What number of lines contain the word "табылған"? Reply with the number and nothing else.

────────────────────

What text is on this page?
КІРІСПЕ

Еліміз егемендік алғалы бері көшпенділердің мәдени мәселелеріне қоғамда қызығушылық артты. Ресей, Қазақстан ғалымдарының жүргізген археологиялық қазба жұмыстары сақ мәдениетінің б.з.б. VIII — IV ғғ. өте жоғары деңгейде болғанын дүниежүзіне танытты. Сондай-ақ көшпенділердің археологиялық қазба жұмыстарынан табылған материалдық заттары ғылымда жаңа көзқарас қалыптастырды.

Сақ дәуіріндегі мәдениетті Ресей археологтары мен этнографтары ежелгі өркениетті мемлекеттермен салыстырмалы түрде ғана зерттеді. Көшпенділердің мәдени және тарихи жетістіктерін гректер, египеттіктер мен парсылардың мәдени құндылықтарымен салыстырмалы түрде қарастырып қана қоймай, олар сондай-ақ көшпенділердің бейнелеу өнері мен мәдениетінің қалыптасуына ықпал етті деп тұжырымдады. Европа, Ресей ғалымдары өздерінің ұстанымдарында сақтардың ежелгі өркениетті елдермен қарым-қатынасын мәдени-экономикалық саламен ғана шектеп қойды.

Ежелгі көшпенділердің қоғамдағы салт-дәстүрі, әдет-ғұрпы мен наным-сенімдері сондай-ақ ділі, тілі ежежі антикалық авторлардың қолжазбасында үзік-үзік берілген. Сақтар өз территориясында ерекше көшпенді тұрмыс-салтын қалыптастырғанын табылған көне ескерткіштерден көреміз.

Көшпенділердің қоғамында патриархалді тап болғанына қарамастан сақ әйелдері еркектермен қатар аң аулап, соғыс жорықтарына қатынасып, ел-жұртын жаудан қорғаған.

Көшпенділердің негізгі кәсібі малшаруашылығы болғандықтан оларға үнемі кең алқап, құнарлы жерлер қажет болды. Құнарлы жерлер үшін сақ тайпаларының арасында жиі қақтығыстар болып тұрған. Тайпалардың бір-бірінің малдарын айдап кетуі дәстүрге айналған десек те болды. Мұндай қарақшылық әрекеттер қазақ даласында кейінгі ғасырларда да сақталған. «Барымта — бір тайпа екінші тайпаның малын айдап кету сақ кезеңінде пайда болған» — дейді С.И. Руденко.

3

────────────────────

Result:
2